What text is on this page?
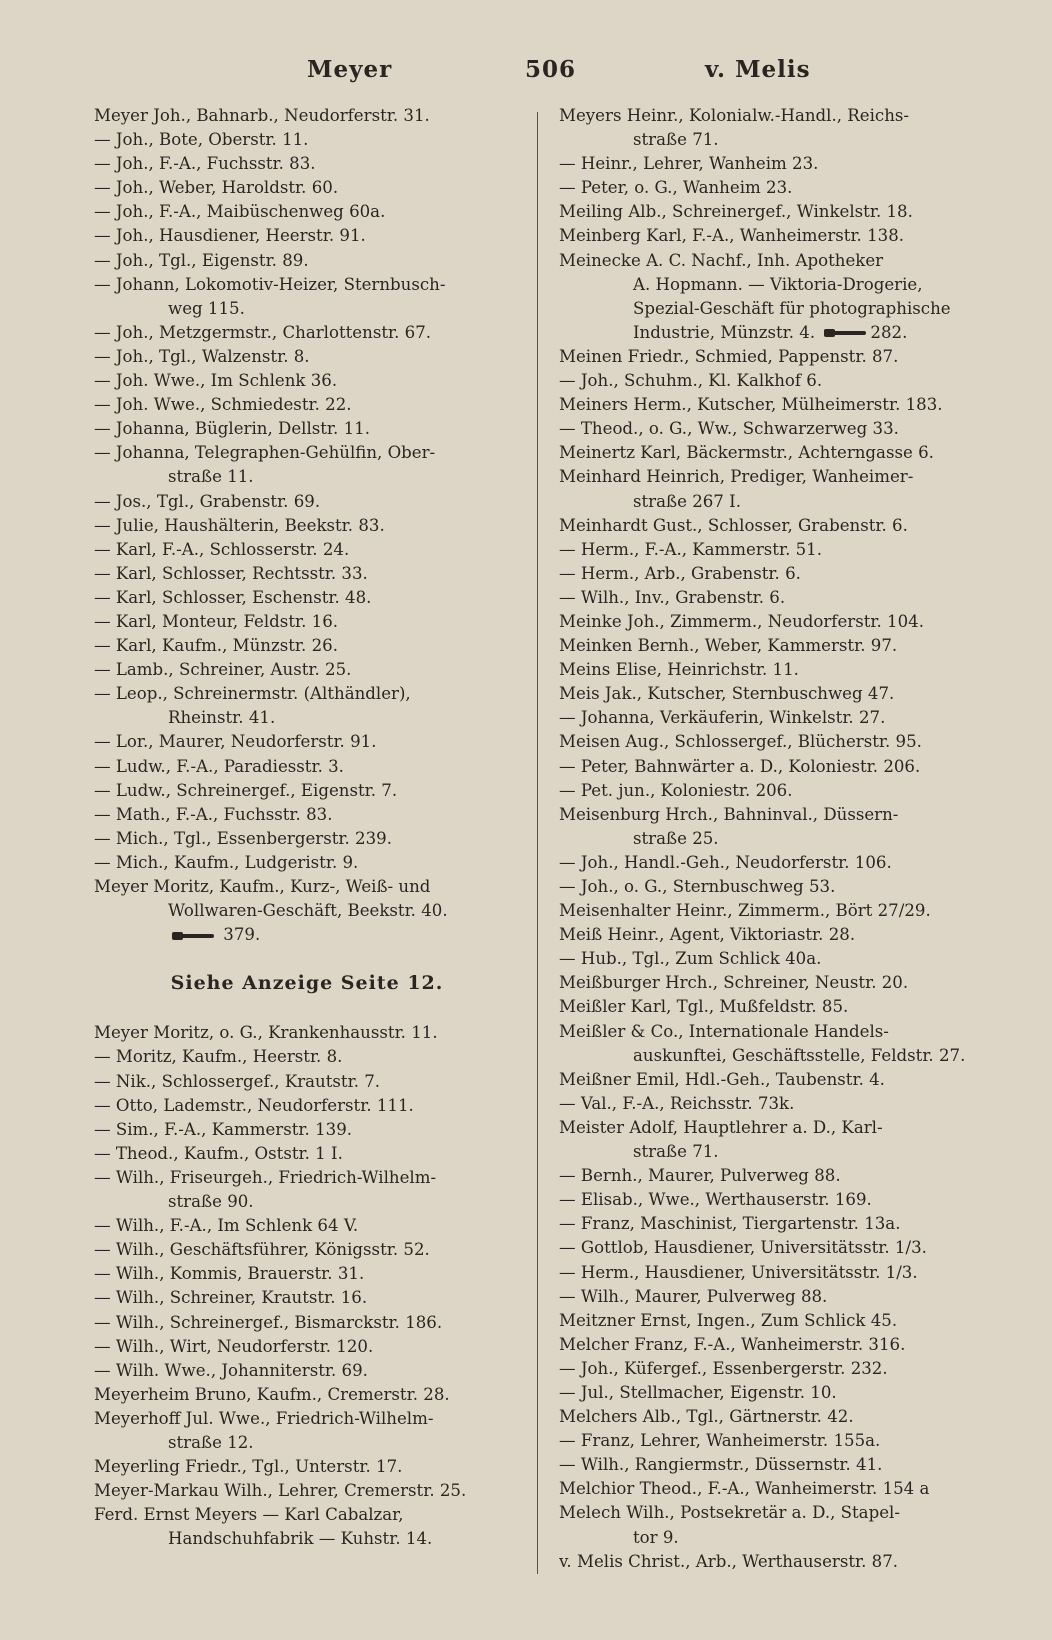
Meyer	506	v. Melis
Meyer Joh., Bahnarb., Neudorferstr. 31.
— Joh., Bote, Oberstr. 11.
— Joh., F.-A., Fuchsstr. 83.
— Joh., Weber, Haroldstr. 60.
— Joh., F.-A., Maibüschenweg 60a.
— Joh., Hausdiener, Heerstr. 91.
— Joh., Tgl., Eigenstr. 89.
— Johann, Lokomotiv-Heizer, Sternbusch-
weg 115.
— Joh., Metzgermstr., Charlottenstr. 67.
— Joh., Tgl., Walzenstr. 8.
— Joh. Wwe., Im Schlenk 36.
— Joh. Wwe., Schmiedestr. 22.
— Johanna, Büglerin, Dellstr. 11.
— Johanna, Telegraphen-Gehülfin, Ober-
straße 11.
— Jos., Tgl., Grabenstr. 69.
— Julie, Haushälterin, Beekstr. 83.
— Karl, F.-A., Schlosserstr. 24.
— Karl, Schlosser, Rechtsstr. 33.
— Karl, Schlosser, Eschenstr. 48.
— Karl, Monteur, Feldstr. 16.
— Karl, Kaufm., Münzstr. 26.
— Lamb., Schreiner, Austr. 25.
— Leop., Schreinermstr. (Althändler),
Rheinstr. 41.
— Lor., Maurer, Neudorferstr. 91.
— Ludw., F.-A., Paradiesstr. 3.
— Ludw., Schreinergef., Eigenstr. 7.
— Math., F.-A., Fuchsstr. 83.
— Mich., Tgl., Essenbergerstr. 239.
— Mich., Kaufm., Ludgeristr. 9.
Meyer Moritz, Kaufm., Kurz-, Weiß- und
Wollwaren-Geschäft, Beekstr. 40.
379.
Siehe Anzeige Seite 12.
Meyer Moritz, o. G., Krankenhausstr. 11.
— Moritz, Kaufm., Heerstr. 8.
— Nik., Schlossergef., Krautstr. 7.
— Otto, Lademstr., Neudorferstr. 111.
— Sim., F.-A., Kammerstr. 139.
— Theod., Kaufm., Oststr. 1 I.
— Wilh., Friseurgeh., Friedrich-Wilhelm-
straße 90.
— Wilh., F.-A., Im Schlenk 64 V.
— Wilh., Geschäftsführer, Königsstr. 52.
— Wilh., Kommis, Brauerstr. 31.
— Wilh., Schreiner, Krautstr. 16.
— Wilh., Schreinergef., Bismarckstr. 186.
— Wilh., Wirt, Neudorferstr. 120.
— Wilh. Wwe., Johanniterstr. 69.
Meyerheim Bruno, Kaufm., Cremerstr. 28.
Meyerhoff Jul. Wwe., Friedrich-Wilhelm-
straße 12.
Meyerling Friedr., Tgl., Unterstr. 17.
Meyer-Markau Wilh., Lehrer, Cremerstr. 25.
Ferd. Ernst Meyers — Karl Cabalzar,
Handschuhfabrik — Kuhstr. 14.
Meyers Heinr., Kolonialw.-Handl., Reichs-
straße 71.
— Heinr., Lehrer, Wanheim 23.
— Peter, o. G., Wanheim 23.
Meiling Alb., Schreinergef., Winkelstr. 18.
Meinberg Karl, F.-A., Wanheimerstr. 138.
Meinecke A. C. Nachf., Inh. Apotheker
A. Hopmann. — Viktoria-Drogerie,
Spezial-Geschäft für photographische
Industrie, Münzstr. 4.	282.
Meinen Friedr., Schmied, Pappenstr. 87.
— Joh., Schuhm., Kl. Kalkhof 6.
Meiners Herm., Kutscher, Mülheimerstr. 183.
— Theod., o. G., Ww., Schwarzerweg 33.
Meinertz Karl, Bäckermstr., Achterngasse 6.
Meinhard Heinrich, Prediger, Wanheimer-
straße 267 I.
Meinhardt Gust., Schlosser, Grabenstr. 6.
— Herm., F.-A., Kammerstr. 51.
— Herm., Arb., Grabenstr. 6.
— Wilh., Inv., Grabenstr. 6.
Meinke Joh., Zimmerm., Neudorferstr. 104.
Meinken Bernh., Weber, Kammerstr. 97.
Meins Elise, Heinrichstr. 11.
Meis Jak., Kutscher, Sternbuschweg 47.
— Johanna, Verkäuferin, Winkelstr. 27.
Meisen Aug., Schlossergef., Blücherstr. 95.
— Peter, Bahnwärter a. D., Koloniestr. 206.
— Pet. jun., Koloniestr. 206.
Meisenburg Hrch., Bahninval., Düssern-
straße 25.
— Joh., Handl.-Geh., Neudorferstr. 106.
— Joh., o. G., Sternbuschweg 53.
Meisenhalter Heinr., Zimmerm., Bört 27/29.
Meiß Heinr., Agent, Viktoriastr. 28.
— Hub., Tgl., Zum Schlick 40a.
Meißburger Hrch., Schreiner, Neustr. 20.
Meißler Karl, Tgl., Mußfeldstr. 85.
Meißler & Co., Internationale Handels-
auskunftei, Geschäftsstelle, Feldstr. 27.
Meißner Emil, Hdl.-Geh., Taubenstr. 4.
— Val., F.-A., Reichsstr. 73k.
Meister Adolf, Hauptlehrer a. D., Karl-
straße 71.
— Bernh., Maurer, Pulverweg 88.
— Elisab., Wwe., Werthauserstr. 169.
— Franz, Maschinist, Tiergartenstr. 13a.
— Gottlob, Hausdiener, Universitätsstr. 1/3.
— Herm., Hausdiener, Universitätsstr. 1/3.
— Wilh., Maurer, Pulverweg 88.
Meitzner Ernst, Ingen., Zum Schlick 45.
Melcher Franz, F.-A., Wanheimerstr. 316.
— Joh., Küfergef., Essenbergerstr. 232.
— Jul., Stellmacher, Eigenstr. 10.
Melchers Alb., Tgl., Gärtnerstr. 42.
— Franz, Lehrer, Wanheimerstr. 155a.
— Wilh., Rangiermstr., Düssernstr. 41.
Melchior Theod., F.-A., Wanheimerstr. 154 a
Melech Wilh., Postsekretär a. D., Stapel-
tor 9.
v. Melis Christ., Arb., Werthauserstr. 87.
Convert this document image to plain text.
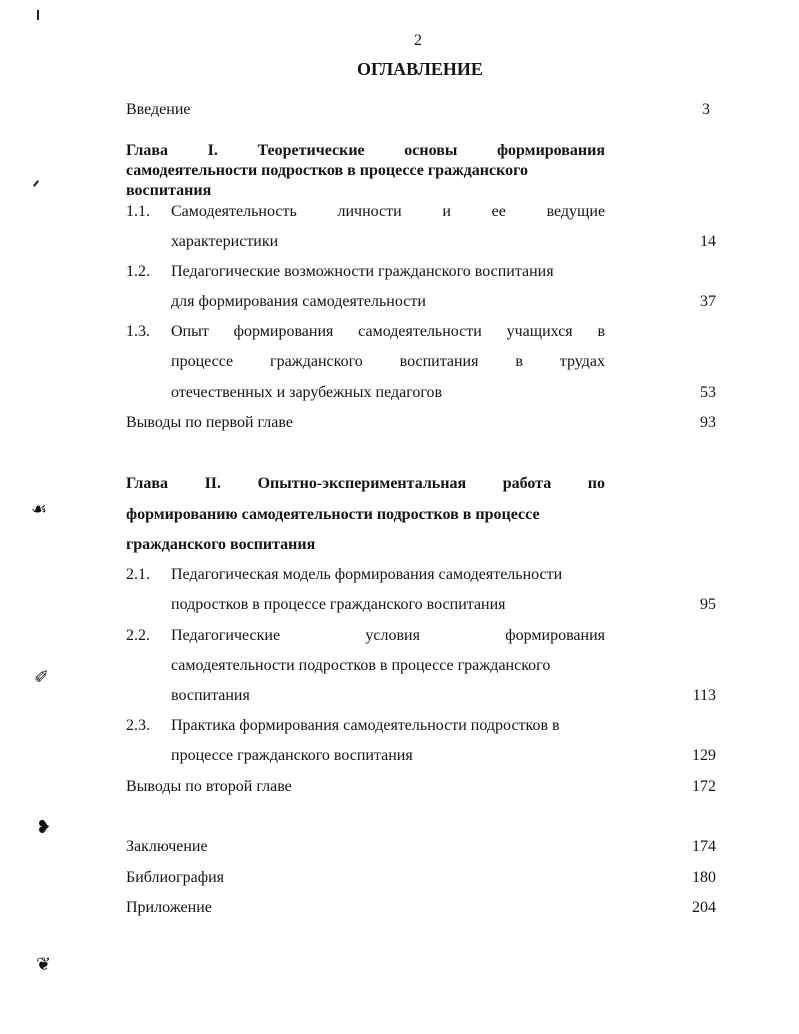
☙
✐
❥
❦
2
ОГЛАВЛЕНИЕ
Введение	3
Глава I. Теоретические основы формирования
самодеятельности подростков в процессе гражданского
воспитания
1.1. Самодеятельность	личности	и	ее	ведущие
характеристики	14
1.2. Педагогические возможности гражданского воспитания
для формирования самодеятельности	37
1.3. Опыт формирования самодеятельности учащихся в
процессе гражданского воспитания в трудах
отечественных и зарубежных педагогов	53
Выводы по первой главе	93
Глава II. Опытно-экспериментальная работа по
формированию самодеятельности подростков в процессе
гражданского воспитания
2.1. Педагогическая модель формирования самодеятельности
подростков в процессе гражданского воспитания	95
2.2. Педагогические	условия	формирования
самодеятельности подростков в процессе гражданского
воспитания	113
2.3. Практика формирования самодеятельности подростков в
процессе гражданского воспитания	129
Выводы по второй главе	172
Заключение	174
Библиография	180
Приложение	204
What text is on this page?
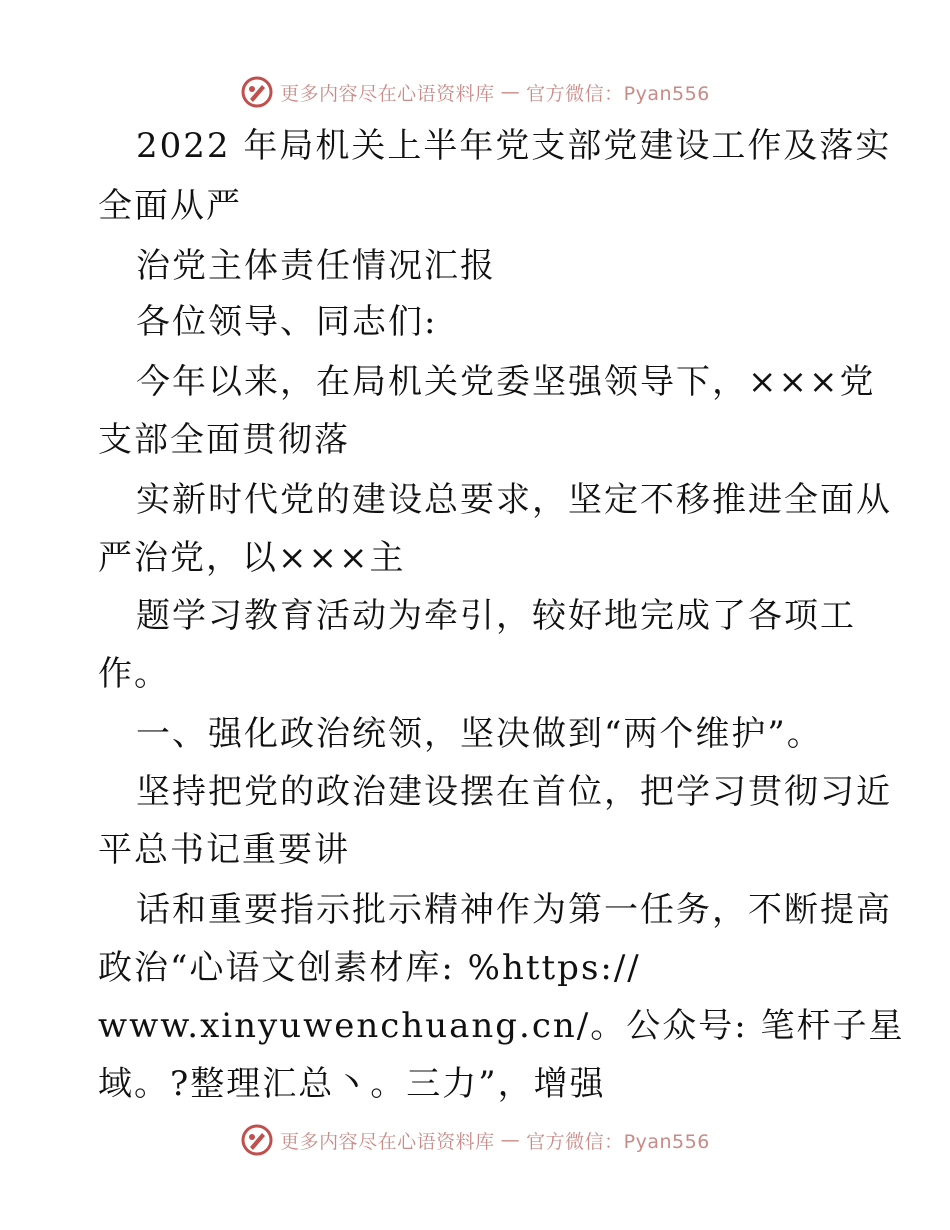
更多内容尽在心语资料库 — 官方微信：Pyan556
2022 年局机关上半年党支部党建设工作及落实
全面从严
治党主体责任情况汇报
各位领导、同志们:
今年以来，在局机关党委坚强领导下，×××党
支部全面贯彻落
实新时代党的建设总要求，坚定不移推进全面从
严治党，以×××主
题学习教育活动为牵引，较好地完成了各项工
作。
一、强化政治统领，坚决做到“两个维护”。
坚持把党的政治建设摆在首位，把学习贯彻习近
平总书记重要讲
话和重要指示批示精神作为第一任务，不断提高
政治“心语文创素材库: %https://
www.xinyuwenchuang.cn/。公众号: 笔杆子星
域。?整理汇总丶。三力”，增强
更多内容尽在心语资料库 — 官方微信：Pyan556
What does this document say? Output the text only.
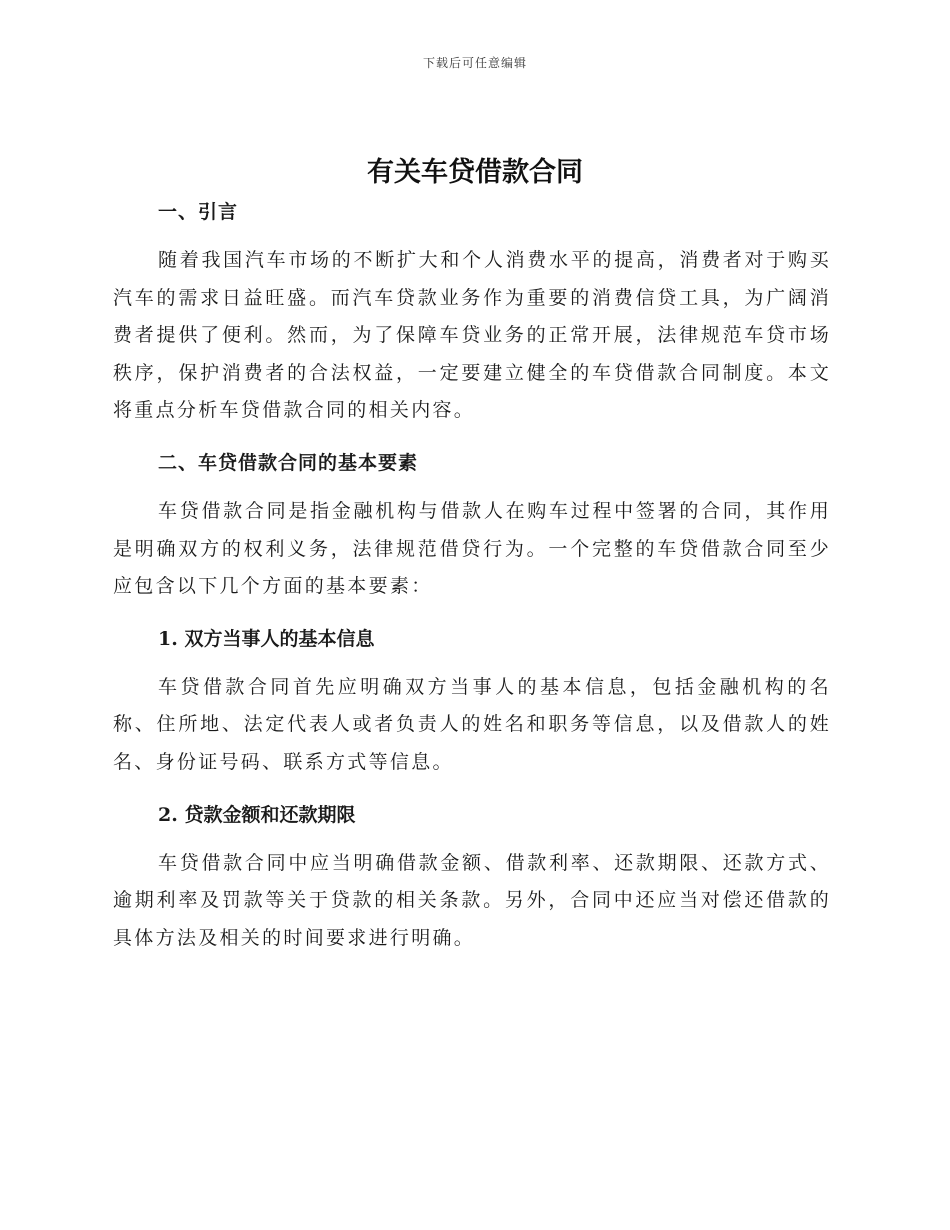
下载后可任意编辑
有关车贷借款合同
一、引言

随着我国汽车市场的不断扩大和个人消费水平的提高，消费者对于购买汽车的需求日益旺盛。而汽车贷款业务作为重要的消费信贷工具，为广阔消费者提供了便利。然而，为了保障车贷业务的正常开展，法律规范车贷市场秩序，保护消费者的合法权益，一定要建立健全的车贷借款合同制度。本文将重点分析车贷借款合同的相关内容。

二、车贷借款合同的基本要素

车贷借款合同是指金融机构与借款人在购车过程中签署的合同，其作用是明确双方的权利义务，法律规范借贷行为。一个完整的车贷借款合同至少应包含以下几个方面的基本要素：

1. 双方当事人的基本信息

车贷借款合同首先应明确双方当事人的基本信息，包括金融机构的名称、住所地、法定代表人或者负责人的姓名和职务等信息，以及借款人的姓名、身份证号码、联系方式等信息。

2. 贷款金额和还款期限

车贷借款合同中应当明确借款金额、借款利率、还款期限、还款方式、逾期利率及罚款等关于贷款的相关条款。另外，合同中还应当对偿还借款的具体方法及相关的时间要求进行明确。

= = = =

## [Problem]
Pick up at the line that holds "What does this" and restate each line, word for word, through the last line of the entries. Include both end lines but none of the pictures.

## [Right answer]
What does this document say? Output the text only.
下载后可任意编辑
有关车贷借款合同
一、引言

随着我国汽车市场的不断扩大和个人消费水平的提高，消费者对于购买汽车的需求日益旺盛。而汽车贷款业务作为重要的消费信贷工具，为广阔消费者提供了便利。然而，为了保障车贷业务的正常开展，法律规范车贷市场秩序，保护消费者的合法权益，一定要建立健全的车贷借款合同制度。本文将重点分析车贷借款合同的相关内容。

二、车贷借款合同的基本要素

车贷借款合同是指金融机构与借款人在购车过程中签署的合同，其作用是明确双方的权利义务，法律规范借贷行为。一个完整的车贷借款合同至少应包含以下几个方面的基本要素：

1. 双方当事人的基本信息

车贷借款合同首先应明确双方当事人的基本信息，包括金融机构的名称、住所地、法定代表人或者负责人的姓名和职务等信息，以及借款人的姓名、身份证号码、联系方式等信息。

2. 贷款金额和还款期限

车贷借款合同中应当明确借款金额、借款利率、还款期限、还款方式、逾期利率及罚款等关于贷款的相关条款。另外，合同中还应当对偿还借款的具体方法及相关的时间要求进行明确。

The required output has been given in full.